Show each line of the data below that has the string "MEAN" in it.

____ Extracted information

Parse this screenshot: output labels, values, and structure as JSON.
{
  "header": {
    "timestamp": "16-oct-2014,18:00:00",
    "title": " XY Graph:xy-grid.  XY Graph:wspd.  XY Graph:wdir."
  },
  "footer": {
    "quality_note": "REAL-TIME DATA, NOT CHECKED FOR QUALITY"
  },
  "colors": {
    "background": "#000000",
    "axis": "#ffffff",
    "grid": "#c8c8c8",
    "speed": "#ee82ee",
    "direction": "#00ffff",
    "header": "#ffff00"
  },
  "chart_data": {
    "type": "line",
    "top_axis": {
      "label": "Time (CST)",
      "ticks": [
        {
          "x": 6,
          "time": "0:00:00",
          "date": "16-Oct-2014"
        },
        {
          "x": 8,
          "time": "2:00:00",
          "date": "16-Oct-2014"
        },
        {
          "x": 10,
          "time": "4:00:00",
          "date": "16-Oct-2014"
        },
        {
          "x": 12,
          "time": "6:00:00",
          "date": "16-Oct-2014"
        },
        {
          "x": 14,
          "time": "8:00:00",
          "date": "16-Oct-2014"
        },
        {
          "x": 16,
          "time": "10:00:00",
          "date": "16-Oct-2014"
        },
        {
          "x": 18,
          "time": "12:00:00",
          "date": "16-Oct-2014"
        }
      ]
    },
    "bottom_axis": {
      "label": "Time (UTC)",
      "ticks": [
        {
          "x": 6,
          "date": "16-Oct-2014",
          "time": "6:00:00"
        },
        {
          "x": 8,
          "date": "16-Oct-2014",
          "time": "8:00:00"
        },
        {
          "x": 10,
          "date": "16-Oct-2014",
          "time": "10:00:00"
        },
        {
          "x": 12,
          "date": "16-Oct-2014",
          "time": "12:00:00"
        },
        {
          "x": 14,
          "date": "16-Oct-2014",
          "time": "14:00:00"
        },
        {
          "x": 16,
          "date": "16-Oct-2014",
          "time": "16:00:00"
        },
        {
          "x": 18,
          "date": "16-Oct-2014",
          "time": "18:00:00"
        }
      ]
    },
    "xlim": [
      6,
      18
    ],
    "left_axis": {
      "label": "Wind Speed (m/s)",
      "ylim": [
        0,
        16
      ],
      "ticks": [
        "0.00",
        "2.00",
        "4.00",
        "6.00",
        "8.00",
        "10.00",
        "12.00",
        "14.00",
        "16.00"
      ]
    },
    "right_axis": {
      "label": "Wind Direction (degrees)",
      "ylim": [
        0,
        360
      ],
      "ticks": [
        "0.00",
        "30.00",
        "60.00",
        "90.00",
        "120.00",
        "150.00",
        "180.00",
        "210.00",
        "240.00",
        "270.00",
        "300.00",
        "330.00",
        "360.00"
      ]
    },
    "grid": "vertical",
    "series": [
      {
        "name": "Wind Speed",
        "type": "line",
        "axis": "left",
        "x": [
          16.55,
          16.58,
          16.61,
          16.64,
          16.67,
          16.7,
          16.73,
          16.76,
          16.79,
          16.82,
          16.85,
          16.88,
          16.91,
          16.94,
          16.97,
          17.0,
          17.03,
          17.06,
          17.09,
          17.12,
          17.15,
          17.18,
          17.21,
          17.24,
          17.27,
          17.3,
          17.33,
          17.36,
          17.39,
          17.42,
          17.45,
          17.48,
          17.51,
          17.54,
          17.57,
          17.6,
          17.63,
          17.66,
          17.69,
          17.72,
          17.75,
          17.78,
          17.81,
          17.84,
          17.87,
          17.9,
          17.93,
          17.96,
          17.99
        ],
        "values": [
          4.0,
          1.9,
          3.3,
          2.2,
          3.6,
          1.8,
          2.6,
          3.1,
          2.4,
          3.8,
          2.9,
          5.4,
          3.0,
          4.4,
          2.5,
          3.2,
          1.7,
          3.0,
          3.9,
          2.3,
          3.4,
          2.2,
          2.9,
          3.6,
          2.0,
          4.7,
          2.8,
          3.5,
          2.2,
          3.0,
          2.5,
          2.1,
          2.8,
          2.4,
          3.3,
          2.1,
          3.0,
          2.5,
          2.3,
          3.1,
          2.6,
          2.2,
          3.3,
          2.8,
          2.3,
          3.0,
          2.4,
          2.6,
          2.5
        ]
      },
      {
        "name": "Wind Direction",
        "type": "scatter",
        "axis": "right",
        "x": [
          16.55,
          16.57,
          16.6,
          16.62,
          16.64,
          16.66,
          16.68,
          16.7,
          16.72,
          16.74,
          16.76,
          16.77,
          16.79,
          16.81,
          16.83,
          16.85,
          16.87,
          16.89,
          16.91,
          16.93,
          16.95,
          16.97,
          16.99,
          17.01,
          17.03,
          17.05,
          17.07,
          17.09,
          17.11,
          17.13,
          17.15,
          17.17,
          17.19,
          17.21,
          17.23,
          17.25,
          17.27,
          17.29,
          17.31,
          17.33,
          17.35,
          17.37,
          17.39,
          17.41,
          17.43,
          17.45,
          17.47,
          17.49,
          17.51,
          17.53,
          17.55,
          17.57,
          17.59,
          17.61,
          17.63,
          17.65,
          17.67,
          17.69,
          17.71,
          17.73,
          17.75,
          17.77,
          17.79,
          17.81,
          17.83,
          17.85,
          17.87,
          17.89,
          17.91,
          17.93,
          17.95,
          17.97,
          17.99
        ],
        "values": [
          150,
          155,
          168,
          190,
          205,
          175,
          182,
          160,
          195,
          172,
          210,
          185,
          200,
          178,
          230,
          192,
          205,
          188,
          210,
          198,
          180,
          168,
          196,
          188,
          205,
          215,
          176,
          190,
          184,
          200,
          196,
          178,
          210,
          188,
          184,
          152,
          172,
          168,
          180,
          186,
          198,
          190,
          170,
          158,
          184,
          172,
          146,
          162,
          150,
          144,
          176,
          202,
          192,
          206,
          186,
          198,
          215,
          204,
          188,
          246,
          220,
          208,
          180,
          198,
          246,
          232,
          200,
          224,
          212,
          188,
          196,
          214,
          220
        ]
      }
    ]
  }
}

________
____ Extracted information

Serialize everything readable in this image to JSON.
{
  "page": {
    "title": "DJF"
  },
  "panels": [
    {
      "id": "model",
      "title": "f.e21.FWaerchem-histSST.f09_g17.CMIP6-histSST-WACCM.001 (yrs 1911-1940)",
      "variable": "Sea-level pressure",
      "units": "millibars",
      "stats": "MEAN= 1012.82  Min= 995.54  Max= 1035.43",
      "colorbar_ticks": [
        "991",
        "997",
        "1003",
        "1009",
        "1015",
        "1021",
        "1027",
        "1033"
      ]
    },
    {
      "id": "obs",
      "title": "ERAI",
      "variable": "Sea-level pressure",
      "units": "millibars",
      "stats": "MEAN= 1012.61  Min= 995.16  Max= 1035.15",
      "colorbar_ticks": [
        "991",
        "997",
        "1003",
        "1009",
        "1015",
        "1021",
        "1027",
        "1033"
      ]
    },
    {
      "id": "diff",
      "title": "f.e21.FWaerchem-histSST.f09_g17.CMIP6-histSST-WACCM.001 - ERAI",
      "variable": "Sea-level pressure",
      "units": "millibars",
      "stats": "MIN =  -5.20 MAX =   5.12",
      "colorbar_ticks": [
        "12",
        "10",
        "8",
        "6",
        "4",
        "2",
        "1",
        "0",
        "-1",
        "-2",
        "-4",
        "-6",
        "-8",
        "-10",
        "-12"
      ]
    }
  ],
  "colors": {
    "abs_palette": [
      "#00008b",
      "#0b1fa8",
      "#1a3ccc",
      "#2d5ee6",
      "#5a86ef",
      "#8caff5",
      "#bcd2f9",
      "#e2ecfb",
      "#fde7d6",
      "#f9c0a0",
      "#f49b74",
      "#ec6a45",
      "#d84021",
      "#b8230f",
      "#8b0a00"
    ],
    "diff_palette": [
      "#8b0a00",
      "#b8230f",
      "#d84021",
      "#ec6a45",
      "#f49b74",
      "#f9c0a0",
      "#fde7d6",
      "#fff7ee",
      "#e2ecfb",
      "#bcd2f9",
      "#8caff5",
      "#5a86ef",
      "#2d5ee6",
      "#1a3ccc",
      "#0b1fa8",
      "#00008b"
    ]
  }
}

________

- **Solution to the problem**
      "stats": "MEAN= 1012.82  Min= 995.54  Max= 1035.43",
      "stats": "MEAN= 1012.61  Min= 995.16  Max= 1035.15",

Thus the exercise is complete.